Task prompt:
Show all lines that include the string "Термін"; copy each one.
··· Data for processing ···
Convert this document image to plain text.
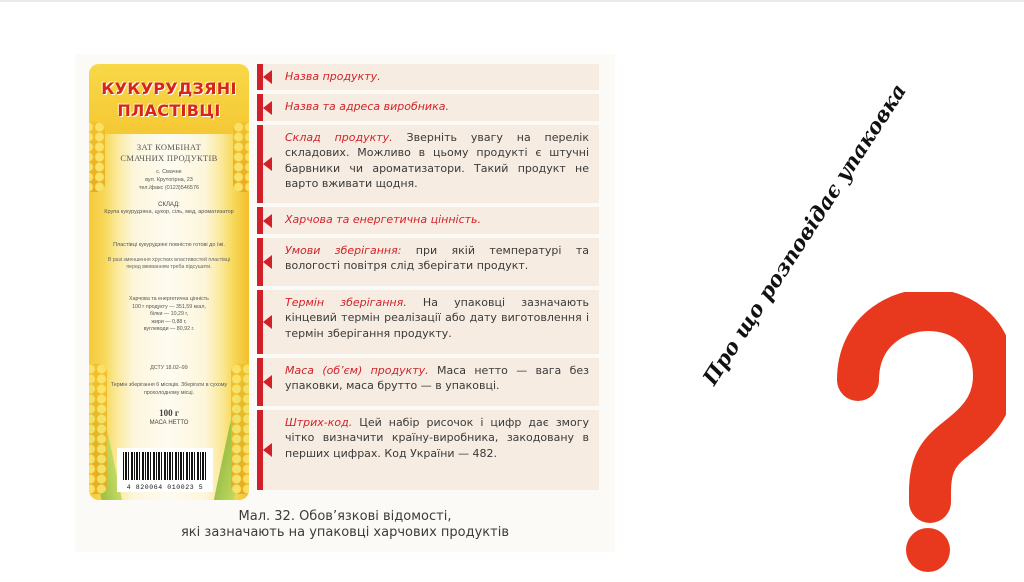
КУКУРУДЗЯНІ
ПЛАСТІВЦІ
ЗАТ КОМБІНАТ
СМАЧНИХ ПРОДУКТІВ
с. Смачне
вул. Крутогірна, 23
тел./факс (0123)546576
СКЛАД:
Крупа кукурудзяна, цукор, сіль, мед, ароматизатор
Пластівці кукурудзяні повністю готові до їжі.
В разі зменшення хрустких властивостей пластівці перед вживанням треба підсушити.
Харчова та енергетична цінність
100 г продукту — 351,59 ккал,
білки — 10,29 г,
жири — 0,88 г,
вуглеводи — 80,92 г.
ДСТУ 18.02–99
Термін зберігання 6 місяців. Зберігати в сухому прохолодному місці.
100 г
МАСА НЕТТО
4 820064 010023 5
Назва продукту.
Назва та адреса виробника.
Склад продукту. Зверніть увагу на перелік складових. Можливо в цьому продукті є штучні барвники чи ароматизатори. Такий продукт не варто вживати щодня.
Харчова та енергетична цінність.
Умови зберігання: при якій температурі та вологості повітря слід зберігати продукт.
Термін зберігання. На упаковці зазначають кінцевий термін реалізації або дату виготовлення і термін зберігання продукту.
Маса (об’єм) продукту. Маса нетто — вага без упаковки, маса брутто — в упаковці.
Штрих-код. Цей набір рисочок і цифр дає змогу чітко визначити країну-виробника, закодовану в перших цифрах. Код України — 482.
Мал. 32. Обов’язкові відомості,
які зазначають на упаковці харчових продуктів
Про що розповідає упаковка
···
Written answer:
Термін зберігання 6 місяців. Зберігати в сухому прохолодному місці.
Термін зберігання. На упаковці зазначають кінцевий термін реалізації або дату виготовлення і термін зберігання продукту.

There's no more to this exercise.